WHAT YOU ARE ASKED TO DO: Copy all lines below containing "blinker".

ITEMS:
— start —

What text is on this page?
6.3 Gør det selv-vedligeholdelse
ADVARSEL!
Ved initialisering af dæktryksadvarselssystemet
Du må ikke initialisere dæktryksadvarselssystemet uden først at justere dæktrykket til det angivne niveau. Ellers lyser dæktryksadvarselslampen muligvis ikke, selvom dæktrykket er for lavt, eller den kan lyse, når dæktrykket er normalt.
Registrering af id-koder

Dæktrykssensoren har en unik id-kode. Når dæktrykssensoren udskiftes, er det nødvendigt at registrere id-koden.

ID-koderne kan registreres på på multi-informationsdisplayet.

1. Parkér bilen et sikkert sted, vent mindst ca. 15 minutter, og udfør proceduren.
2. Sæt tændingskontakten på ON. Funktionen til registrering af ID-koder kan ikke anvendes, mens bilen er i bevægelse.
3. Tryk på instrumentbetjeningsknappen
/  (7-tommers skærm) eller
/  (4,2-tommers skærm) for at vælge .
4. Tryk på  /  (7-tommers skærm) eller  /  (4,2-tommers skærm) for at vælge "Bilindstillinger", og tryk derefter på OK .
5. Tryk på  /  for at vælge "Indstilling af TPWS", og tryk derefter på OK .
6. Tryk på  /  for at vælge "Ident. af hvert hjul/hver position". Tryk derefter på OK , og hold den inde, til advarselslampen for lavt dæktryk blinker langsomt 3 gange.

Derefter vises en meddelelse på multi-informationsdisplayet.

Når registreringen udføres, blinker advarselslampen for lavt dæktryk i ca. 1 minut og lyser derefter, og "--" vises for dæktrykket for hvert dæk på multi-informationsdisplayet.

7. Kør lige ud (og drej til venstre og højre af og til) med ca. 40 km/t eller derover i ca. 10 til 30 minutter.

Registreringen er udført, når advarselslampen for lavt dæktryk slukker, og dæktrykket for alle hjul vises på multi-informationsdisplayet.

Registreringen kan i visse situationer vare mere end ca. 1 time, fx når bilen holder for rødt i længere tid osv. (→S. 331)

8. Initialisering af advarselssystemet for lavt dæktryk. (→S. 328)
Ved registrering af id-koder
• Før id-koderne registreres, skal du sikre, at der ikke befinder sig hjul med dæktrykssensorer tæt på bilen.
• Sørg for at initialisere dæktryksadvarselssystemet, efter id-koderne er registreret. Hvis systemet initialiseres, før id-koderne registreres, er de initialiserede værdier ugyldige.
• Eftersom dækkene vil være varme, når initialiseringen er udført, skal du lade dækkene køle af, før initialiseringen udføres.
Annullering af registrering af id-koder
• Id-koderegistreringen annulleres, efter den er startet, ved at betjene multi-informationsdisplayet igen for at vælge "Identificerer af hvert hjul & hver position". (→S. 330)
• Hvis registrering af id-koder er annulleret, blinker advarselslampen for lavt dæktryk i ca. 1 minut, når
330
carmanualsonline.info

— end —
— start —

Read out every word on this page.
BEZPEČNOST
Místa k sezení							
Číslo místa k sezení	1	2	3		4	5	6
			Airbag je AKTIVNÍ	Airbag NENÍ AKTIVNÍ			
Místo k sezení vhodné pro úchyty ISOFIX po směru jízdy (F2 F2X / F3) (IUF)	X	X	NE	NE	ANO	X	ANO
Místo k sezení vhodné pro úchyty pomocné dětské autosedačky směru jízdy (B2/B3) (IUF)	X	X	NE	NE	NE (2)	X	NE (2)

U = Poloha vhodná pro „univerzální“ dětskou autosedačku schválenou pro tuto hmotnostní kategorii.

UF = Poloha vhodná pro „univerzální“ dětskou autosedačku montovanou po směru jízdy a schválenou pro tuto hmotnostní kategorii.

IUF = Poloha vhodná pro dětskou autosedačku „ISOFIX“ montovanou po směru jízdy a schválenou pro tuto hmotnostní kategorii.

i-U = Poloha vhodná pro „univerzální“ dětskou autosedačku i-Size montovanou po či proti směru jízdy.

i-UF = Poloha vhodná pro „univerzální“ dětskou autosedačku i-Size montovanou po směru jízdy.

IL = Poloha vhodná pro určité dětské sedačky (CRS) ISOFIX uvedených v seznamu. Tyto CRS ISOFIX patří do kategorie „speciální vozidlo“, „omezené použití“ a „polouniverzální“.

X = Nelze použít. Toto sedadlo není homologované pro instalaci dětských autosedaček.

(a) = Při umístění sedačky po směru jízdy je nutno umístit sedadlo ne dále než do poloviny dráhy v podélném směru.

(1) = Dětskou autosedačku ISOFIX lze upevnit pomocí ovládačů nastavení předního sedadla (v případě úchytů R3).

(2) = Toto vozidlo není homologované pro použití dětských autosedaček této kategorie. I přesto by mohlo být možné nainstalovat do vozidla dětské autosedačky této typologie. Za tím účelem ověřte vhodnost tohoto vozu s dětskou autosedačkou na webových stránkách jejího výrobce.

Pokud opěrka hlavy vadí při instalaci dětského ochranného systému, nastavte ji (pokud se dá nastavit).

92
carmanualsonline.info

— end —

WRITTEN ANSWER:
6. Tryk på  /  for at vælge "Ident. af hvert hjul/hver position". Tryk derefter på OK , og hold den inde, til advarselslampen for lavt dæktryk blinker langsomt 3 gange.
Når registreringen udføres, blinker advarselslampen for lavt dæktryk i ca. 1 minut og lyser derefter, og "--" vises for dæktrykket for hvert dæk på multi-informationsdisplayet.
• Hvis registrering af id-koder er annulleret, blinker advarselslampen for lavt dæktryk i ca. 1 minut, når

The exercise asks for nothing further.